▶ **待办任务**
把下面记录中从包含“Detect and localize”的那一行到包含“string: 'window.scrollTo(0, document.body.scroll…”的那一行逐字抄录下来，首尾两行都包括在内。

:: 参考记录 ::

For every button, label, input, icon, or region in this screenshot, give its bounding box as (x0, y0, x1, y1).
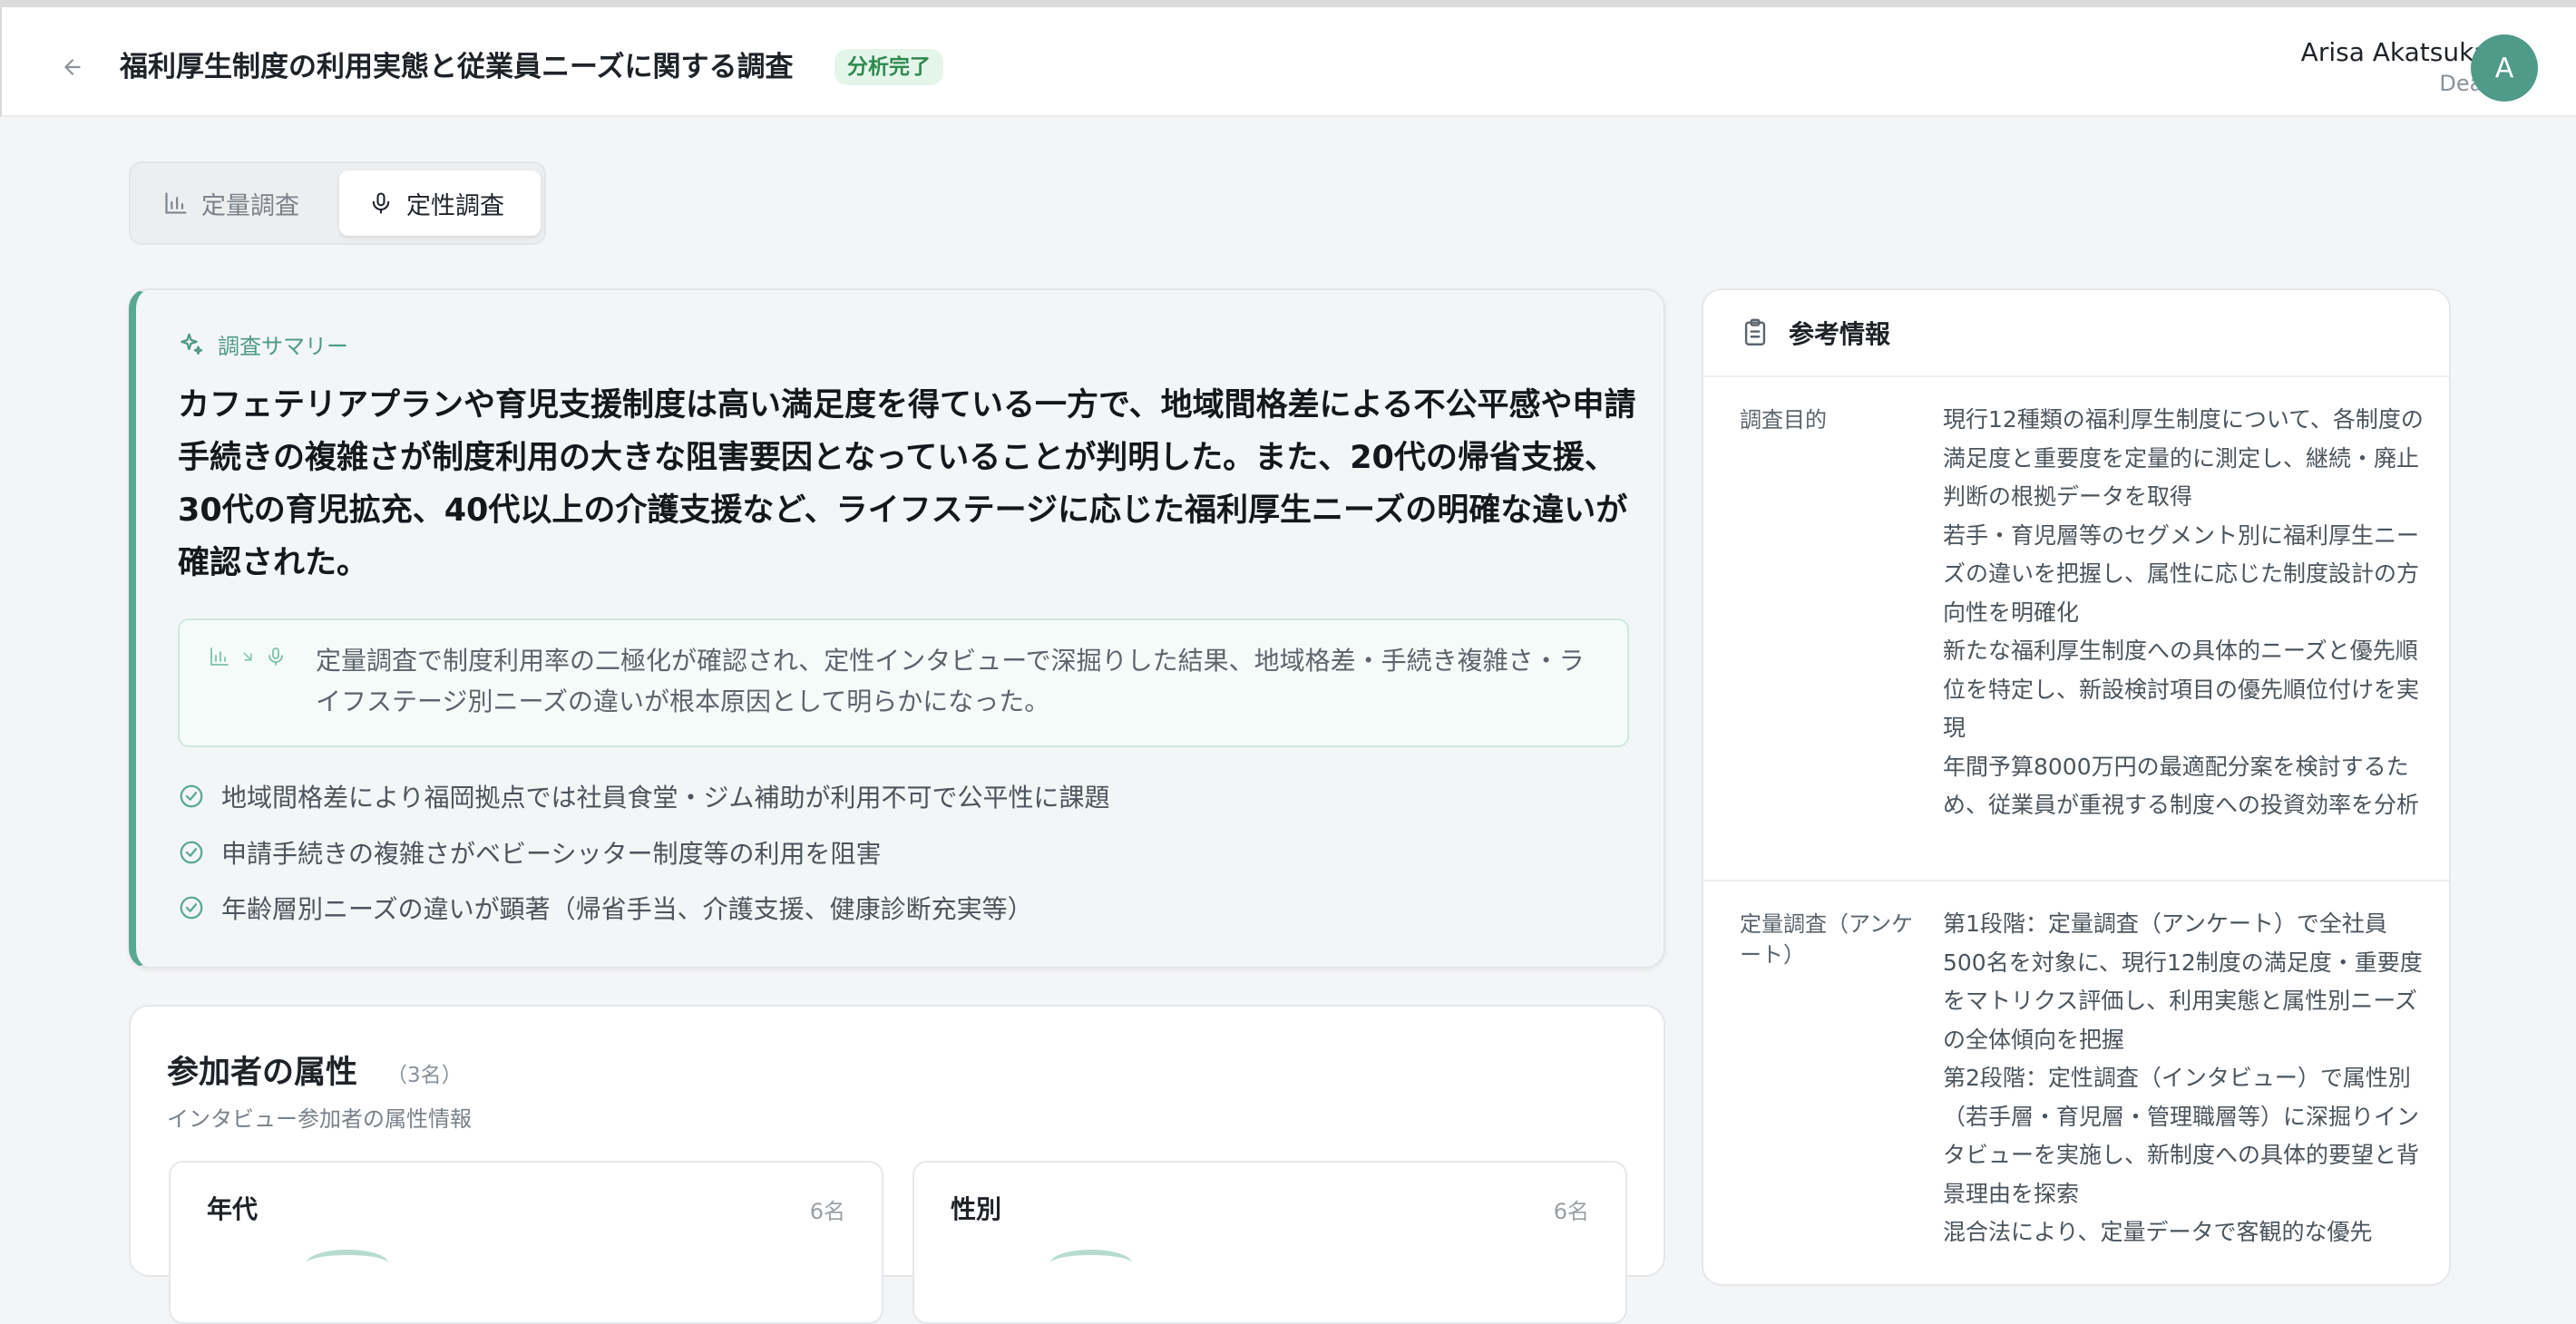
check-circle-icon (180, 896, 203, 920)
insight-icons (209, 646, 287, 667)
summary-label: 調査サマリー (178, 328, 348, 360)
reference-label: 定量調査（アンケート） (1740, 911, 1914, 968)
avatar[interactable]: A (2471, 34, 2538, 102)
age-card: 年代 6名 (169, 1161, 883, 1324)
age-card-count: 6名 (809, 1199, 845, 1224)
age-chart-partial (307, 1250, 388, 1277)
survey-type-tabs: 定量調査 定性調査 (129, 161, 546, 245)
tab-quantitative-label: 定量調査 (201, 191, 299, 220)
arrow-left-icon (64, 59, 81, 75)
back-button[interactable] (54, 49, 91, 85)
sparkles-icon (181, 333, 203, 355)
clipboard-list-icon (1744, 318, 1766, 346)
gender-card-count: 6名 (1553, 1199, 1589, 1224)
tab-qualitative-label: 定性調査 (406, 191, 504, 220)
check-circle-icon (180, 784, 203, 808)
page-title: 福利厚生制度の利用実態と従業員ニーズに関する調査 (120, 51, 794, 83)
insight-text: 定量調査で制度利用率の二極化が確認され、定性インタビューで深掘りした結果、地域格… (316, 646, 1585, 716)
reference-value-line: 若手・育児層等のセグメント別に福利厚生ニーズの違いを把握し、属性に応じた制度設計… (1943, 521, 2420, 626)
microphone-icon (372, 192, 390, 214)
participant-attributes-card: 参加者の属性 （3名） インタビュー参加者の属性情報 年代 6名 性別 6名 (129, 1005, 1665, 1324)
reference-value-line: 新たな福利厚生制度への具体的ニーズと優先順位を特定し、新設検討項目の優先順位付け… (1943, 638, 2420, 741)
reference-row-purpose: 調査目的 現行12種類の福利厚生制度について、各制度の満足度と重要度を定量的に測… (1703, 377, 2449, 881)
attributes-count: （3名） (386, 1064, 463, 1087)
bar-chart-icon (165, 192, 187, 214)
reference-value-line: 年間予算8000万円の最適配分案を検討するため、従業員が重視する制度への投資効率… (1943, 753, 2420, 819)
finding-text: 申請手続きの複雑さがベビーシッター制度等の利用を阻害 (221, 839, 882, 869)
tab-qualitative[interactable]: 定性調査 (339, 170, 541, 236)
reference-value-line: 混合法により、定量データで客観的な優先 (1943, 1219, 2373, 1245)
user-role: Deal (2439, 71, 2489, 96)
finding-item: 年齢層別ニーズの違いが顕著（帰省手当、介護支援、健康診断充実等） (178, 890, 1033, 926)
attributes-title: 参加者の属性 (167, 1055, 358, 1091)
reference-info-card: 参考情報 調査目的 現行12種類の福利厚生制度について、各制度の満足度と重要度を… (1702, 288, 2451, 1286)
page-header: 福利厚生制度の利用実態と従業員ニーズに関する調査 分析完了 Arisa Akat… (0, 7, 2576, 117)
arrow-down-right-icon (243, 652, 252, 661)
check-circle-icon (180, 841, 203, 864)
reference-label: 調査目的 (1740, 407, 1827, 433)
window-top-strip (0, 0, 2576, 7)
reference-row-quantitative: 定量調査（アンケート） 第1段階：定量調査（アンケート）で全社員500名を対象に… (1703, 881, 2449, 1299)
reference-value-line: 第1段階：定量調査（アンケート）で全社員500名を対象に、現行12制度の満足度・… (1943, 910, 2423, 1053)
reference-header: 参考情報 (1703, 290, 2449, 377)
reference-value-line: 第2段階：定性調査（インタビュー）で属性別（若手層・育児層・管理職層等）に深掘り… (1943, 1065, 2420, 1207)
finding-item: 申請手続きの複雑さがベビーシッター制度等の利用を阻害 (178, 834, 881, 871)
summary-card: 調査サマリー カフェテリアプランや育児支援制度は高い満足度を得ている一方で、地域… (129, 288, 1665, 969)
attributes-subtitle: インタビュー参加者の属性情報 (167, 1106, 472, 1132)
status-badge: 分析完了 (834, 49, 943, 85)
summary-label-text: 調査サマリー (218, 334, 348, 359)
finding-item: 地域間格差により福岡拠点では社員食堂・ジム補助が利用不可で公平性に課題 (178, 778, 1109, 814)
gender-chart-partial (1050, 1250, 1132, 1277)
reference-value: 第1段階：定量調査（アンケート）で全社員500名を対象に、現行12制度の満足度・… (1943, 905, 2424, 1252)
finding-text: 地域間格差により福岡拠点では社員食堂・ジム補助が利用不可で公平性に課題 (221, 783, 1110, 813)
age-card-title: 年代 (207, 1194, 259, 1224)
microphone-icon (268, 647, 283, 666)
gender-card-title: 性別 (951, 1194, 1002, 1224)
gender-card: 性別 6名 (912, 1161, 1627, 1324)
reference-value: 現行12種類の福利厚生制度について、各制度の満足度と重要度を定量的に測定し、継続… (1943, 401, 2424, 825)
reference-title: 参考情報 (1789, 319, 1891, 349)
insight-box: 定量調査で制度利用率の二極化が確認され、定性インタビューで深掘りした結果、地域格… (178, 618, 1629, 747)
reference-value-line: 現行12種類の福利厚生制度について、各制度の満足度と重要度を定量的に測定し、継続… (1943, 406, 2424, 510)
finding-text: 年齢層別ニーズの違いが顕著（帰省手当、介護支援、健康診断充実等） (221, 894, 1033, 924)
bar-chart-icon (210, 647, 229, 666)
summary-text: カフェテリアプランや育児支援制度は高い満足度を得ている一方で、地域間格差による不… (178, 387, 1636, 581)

:::
:: 参考记录 ::

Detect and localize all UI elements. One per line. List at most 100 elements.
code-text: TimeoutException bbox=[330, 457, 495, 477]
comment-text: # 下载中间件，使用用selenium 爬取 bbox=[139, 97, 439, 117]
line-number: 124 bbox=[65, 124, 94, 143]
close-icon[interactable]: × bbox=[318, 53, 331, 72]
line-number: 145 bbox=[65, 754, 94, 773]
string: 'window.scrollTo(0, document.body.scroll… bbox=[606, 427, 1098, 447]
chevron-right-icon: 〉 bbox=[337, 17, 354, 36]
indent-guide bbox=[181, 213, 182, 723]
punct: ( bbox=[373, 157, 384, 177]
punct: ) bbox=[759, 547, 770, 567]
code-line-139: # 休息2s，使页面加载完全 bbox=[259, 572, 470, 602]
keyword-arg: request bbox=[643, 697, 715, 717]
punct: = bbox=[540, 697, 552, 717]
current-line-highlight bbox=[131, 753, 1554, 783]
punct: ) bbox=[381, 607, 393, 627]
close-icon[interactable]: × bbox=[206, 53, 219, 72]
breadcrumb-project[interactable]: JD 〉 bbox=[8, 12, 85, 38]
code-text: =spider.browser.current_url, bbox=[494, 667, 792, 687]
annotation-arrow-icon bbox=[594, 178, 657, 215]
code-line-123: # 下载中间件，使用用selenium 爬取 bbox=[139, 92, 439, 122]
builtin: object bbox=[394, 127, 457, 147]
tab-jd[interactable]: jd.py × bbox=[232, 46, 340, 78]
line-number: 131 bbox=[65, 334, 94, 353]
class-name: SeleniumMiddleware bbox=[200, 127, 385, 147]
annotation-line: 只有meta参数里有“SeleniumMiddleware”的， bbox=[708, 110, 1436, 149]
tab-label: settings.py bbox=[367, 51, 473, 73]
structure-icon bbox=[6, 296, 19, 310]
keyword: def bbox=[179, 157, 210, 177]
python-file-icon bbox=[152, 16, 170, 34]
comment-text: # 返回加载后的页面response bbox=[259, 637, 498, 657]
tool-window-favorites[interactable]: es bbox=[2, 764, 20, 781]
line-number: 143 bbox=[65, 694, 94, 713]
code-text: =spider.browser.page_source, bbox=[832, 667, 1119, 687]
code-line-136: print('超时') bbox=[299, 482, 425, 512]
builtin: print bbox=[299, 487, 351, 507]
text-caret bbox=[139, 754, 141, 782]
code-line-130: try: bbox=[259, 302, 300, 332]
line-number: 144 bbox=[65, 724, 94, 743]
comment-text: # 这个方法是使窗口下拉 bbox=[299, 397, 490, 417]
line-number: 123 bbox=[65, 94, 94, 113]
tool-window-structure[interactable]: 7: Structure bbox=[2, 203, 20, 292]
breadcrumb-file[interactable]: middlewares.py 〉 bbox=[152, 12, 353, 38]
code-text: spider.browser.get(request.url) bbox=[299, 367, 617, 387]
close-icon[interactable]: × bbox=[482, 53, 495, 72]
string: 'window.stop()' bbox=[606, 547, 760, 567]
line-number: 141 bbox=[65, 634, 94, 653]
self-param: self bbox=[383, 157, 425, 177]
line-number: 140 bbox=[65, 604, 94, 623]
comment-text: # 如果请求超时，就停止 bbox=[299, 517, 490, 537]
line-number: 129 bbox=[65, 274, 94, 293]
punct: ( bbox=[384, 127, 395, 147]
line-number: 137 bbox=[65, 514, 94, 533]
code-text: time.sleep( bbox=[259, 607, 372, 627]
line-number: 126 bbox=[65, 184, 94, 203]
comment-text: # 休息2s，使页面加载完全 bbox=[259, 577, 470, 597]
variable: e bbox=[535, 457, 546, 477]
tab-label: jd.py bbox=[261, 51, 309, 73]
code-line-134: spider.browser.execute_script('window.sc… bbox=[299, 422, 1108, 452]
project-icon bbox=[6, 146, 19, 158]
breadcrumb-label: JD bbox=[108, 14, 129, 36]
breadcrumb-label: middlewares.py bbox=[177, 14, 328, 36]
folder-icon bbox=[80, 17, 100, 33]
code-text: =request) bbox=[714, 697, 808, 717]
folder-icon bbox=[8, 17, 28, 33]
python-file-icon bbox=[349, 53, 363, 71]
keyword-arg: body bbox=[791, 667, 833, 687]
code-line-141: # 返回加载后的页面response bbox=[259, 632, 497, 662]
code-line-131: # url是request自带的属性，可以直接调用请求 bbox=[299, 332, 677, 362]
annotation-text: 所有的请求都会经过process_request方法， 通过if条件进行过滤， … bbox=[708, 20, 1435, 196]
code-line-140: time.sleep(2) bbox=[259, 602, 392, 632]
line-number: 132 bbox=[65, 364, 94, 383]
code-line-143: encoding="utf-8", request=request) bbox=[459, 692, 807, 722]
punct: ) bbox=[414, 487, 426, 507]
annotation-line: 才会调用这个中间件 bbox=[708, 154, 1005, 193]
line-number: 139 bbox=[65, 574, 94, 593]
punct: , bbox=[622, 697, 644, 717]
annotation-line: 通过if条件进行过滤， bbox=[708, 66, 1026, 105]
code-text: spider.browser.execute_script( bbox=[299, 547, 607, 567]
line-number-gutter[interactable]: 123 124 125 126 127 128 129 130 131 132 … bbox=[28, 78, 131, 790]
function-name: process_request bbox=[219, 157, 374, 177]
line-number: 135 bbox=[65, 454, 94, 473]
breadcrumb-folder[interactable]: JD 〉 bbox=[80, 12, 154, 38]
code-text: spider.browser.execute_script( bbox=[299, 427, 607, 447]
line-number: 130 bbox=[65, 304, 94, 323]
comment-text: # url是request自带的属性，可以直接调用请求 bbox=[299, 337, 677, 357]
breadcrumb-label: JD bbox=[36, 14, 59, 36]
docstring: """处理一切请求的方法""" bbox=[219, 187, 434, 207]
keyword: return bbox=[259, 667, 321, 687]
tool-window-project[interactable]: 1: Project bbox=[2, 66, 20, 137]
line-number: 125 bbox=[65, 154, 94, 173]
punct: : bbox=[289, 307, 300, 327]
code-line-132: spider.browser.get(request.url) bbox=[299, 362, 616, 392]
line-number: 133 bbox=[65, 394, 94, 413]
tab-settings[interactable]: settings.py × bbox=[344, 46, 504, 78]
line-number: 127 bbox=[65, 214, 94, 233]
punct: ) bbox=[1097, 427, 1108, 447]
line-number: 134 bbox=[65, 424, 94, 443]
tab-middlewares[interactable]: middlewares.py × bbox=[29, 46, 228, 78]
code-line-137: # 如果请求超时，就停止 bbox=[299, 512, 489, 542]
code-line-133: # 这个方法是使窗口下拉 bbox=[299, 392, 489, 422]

:::

▶ **已完成任务**
Detect and localize all UI elements. One per line. List at most 100 elements.
code-text: TimeoutException bbox=[330, 457, 495, 477]
comment-text: # 下载中间件，使用用selenium 爬取 bbox=[139, 97, 439, 117]
line-number: 124 bbox=[65, 124, 94, 143]
close-icon[interactable]: × bbox=[318, 53, 331, 72]
line-number: 145 bbox=[65, 754, 94, 773]
string: 'window.scrollTo(0, document.body.scroll… bbox=[606, 427, 1098, 447]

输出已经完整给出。